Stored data
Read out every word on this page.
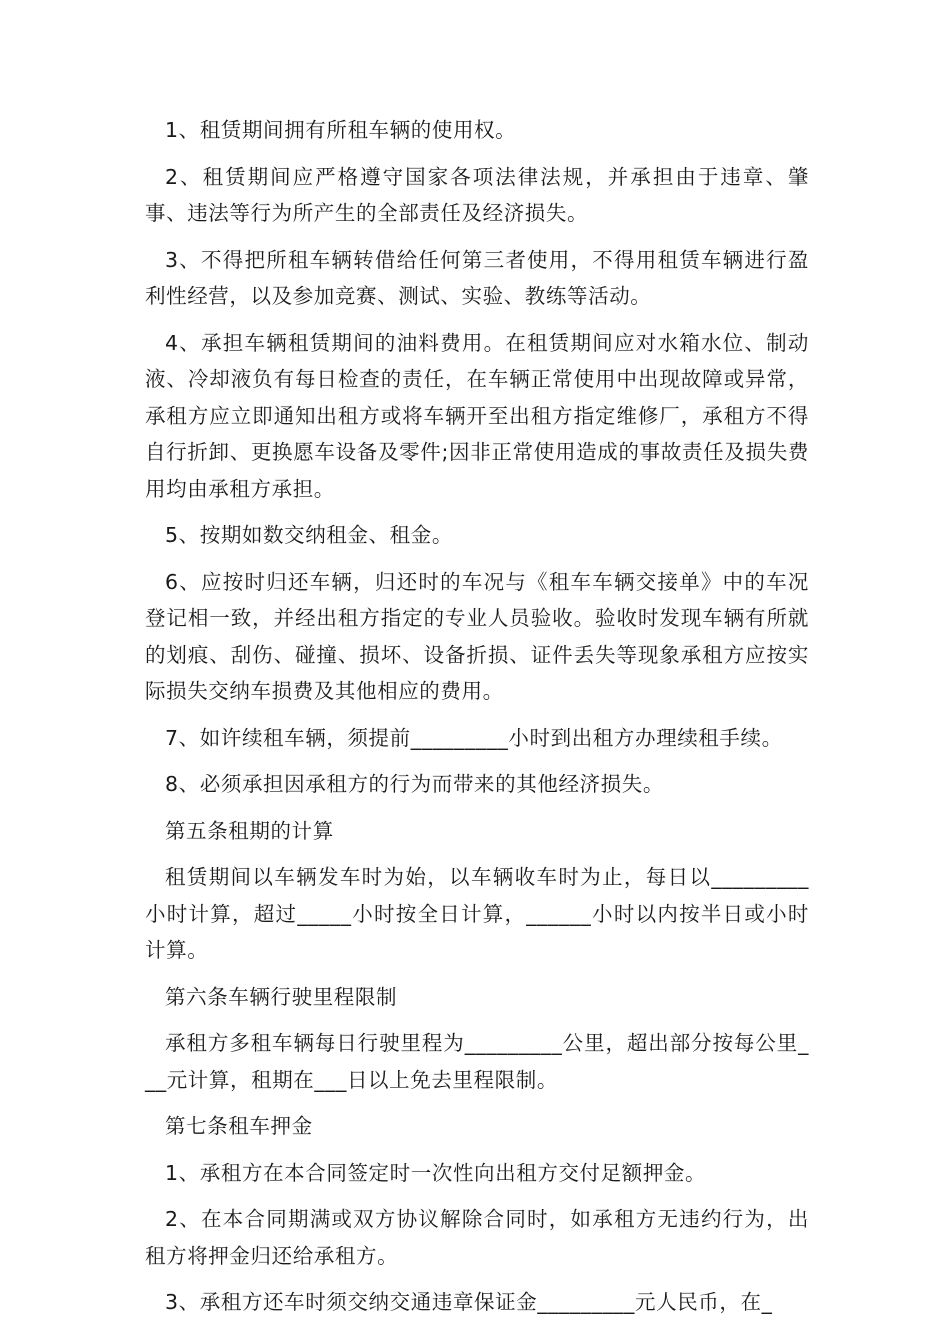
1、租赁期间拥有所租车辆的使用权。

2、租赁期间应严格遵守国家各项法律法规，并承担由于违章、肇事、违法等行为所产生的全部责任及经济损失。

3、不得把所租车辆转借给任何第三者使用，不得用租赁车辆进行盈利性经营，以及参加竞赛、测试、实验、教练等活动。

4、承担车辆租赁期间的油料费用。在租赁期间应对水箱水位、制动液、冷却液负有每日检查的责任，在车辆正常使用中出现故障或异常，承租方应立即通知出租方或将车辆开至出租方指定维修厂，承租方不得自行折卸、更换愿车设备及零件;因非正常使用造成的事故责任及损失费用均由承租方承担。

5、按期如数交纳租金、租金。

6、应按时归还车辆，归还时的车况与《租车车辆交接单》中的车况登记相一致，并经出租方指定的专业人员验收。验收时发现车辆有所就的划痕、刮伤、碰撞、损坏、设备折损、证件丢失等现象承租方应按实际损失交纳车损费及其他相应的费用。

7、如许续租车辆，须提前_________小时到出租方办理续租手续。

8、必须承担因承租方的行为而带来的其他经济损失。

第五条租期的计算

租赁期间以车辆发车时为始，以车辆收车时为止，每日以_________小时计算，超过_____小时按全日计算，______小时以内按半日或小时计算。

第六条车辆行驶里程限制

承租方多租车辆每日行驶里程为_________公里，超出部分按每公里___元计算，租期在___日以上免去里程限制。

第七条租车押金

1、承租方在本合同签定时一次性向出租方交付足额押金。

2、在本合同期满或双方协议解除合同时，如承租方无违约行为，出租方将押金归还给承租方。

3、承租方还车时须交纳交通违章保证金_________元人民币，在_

==

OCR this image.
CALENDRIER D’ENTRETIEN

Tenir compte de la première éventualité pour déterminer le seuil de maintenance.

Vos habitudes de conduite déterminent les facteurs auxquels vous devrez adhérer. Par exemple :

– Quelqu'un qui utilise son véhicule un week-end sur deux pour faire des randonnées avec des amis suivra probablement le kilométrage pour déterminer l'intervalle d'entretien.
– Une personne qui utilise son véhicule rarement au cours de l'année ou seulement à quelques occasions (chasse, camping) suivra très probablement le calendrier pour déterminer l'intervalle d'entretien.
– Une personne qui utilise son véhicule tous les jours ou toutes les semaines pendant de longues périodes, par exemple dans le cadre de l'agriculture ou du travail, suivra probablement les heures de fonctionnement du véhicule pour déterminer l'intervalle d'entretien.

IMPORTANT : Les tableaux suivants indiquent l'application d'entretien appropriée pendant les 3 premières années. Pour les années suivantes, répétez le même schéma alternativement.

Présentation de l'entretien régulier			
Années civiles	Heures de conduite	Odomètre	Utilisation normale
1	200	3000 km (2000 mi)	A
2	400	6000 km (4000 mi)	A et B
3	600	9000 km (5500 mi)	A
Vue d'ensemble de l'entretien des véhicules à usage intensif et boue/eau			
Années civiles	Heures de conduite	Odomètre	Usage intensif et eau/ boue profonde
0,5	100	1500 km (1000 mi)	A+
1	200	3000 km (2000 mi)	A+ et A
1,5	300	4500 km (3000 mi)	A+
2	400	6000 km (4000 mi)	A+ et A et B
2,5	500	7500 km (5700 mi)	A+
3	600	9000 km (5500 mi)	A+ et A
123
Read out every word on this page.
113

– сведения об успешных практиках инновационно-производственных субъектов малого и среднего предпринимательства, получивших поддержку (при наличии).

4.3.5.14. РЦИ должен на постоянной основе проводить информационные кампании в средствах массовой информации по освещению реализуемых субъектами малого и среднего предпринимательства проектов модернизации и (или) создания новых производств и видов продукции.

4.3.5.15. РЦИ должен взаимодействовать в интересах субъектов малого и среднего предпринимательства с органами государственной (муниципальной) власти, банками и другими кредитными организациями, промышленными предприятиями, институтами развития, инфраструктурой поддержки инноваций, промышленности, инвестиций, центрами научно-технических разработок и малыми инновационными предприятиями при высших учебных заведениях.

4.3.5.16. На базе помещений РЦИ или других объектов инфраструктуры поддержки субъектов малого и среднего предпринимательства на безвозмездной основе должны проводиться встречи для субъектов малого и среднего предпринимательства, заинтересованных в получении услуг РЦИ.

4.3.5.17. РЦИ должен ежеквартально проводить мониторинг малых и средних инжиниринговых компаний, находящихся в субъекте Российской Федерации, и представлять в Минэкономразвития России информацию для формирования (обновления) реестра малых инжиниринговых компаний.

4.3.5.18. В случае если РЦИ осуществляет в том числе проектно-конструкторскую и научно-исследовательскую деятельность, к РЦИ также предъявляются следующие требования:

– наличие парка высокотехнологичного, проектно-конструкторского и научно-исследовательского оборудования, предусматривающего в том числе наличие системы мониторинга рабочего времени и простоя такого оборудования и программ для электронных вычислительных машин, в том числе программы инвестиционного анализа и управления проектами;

==

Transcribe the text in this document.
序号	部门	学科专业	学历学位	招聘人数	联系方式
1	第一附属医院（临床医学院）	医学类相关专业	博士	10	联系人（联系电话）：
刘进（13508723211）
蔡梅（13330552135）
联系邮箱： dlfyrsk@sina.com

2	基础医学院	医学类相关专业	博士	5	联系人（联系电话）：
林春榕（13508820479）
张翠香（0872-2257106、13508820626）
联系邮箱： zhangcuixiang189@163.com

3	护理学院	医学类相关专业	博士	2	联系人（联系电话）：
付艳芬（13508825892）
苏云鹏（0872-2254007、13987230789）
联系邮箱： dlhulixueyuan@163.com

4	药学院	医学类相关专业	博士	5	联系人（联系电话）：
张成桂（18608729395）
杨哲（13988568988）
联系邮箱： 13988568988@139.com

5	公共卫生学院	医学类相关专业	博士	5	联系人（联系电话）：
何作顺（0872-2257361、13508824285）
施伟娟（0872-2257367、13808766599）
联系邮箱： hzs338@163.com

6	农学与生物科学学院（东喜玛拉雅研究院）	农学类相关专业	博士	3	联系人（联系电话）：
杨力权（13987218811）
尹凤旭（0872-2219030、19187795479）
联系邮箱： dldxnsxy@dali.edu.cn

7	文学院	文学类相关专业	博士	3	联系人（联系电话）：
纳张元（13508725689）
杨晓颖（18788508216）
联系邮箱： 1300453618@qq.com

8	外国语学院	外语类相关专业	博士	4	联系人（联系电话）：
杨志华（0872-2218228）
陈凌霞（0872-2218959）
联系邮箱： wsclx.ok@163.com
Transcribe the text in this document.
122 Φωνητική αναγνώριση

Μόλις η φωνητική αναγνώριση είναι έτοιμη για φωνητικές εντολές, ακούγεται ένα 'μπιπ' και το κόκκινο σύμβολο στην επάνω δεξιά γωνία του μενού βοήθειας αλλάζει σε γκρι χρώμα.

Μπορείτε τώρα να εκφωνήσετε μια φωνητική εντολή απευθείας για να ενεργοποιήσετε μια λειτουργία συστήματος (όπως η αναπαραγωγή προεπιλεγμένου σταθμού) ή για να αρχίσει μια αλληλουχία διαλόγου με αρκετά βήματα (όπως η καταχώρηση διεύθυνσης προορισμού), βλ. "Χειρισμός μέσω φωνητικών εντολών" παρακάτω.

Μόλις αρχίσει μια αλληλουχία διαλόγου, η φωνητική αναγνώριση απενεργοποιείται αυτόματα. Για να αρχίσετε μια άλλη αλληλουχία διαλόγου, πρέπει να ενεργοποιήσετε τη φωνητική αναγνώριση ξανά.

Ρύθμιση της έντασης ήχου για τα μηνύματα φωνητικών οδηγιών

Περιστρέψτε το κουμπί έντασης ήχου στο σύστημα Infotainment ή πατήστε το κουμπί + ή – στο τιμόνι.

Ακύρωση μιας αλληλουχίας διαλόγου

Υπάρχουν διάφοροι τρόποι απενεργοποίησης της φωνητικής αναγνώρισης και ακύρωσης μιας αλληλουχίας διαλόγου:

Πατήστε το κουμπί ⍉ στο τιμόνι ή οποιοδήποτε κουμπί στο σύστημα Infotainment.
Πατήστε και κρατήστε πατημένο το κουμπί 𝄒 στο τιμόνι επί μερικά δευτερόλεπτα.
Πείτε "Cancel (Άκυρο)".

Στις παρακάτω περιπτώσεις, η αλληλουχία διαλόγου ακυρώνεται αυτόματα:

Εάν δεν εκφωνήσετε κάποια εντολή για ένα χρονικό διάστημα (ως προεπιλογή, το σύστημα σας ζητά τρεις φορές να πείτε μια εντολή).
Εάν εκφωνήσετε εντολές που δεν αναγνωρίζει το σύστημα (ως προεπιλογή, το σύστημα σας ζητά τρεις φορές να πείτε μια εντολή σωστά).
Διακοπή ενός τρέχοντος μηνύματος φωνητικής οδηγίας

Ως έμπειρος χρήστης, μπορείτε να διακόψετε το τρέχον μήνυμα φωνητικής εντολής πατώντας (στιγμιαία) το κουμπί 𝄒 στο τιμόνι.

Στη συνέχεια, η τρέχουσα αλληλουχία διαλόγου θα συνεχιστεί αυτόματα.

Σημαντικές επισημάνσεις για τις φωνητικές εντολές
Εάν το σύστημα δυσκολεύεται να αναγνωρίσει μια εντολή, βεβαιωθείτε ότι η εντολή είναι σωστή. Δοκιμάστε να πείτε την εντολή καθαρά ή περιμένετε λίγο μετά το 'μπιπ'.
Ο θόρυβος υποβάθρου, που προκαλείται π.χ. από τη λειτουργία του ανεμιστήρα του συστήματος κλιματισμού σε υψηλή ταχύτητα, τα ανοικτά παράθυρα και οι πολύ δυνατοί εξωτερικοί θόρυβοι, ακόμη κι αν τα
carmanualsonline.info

What the task requires
Show, from the listing above, each line that contains the word "φορές".

Answer
Εάν δεν εκφωνήσετε κάποια εντολή για ένα χρονικό διάστημα (ως προεπιλογή, το σύστημα σας ζητά τρεις φορές να πείτε μια εντολή).
Εάν εκφωνήσετε εντολές που δεν αναγνωρίζει το σύστημα (ως προεπιλογή, το σύστημα σας ζητά τρεις φορές να πείτε μια εντολή σωστά).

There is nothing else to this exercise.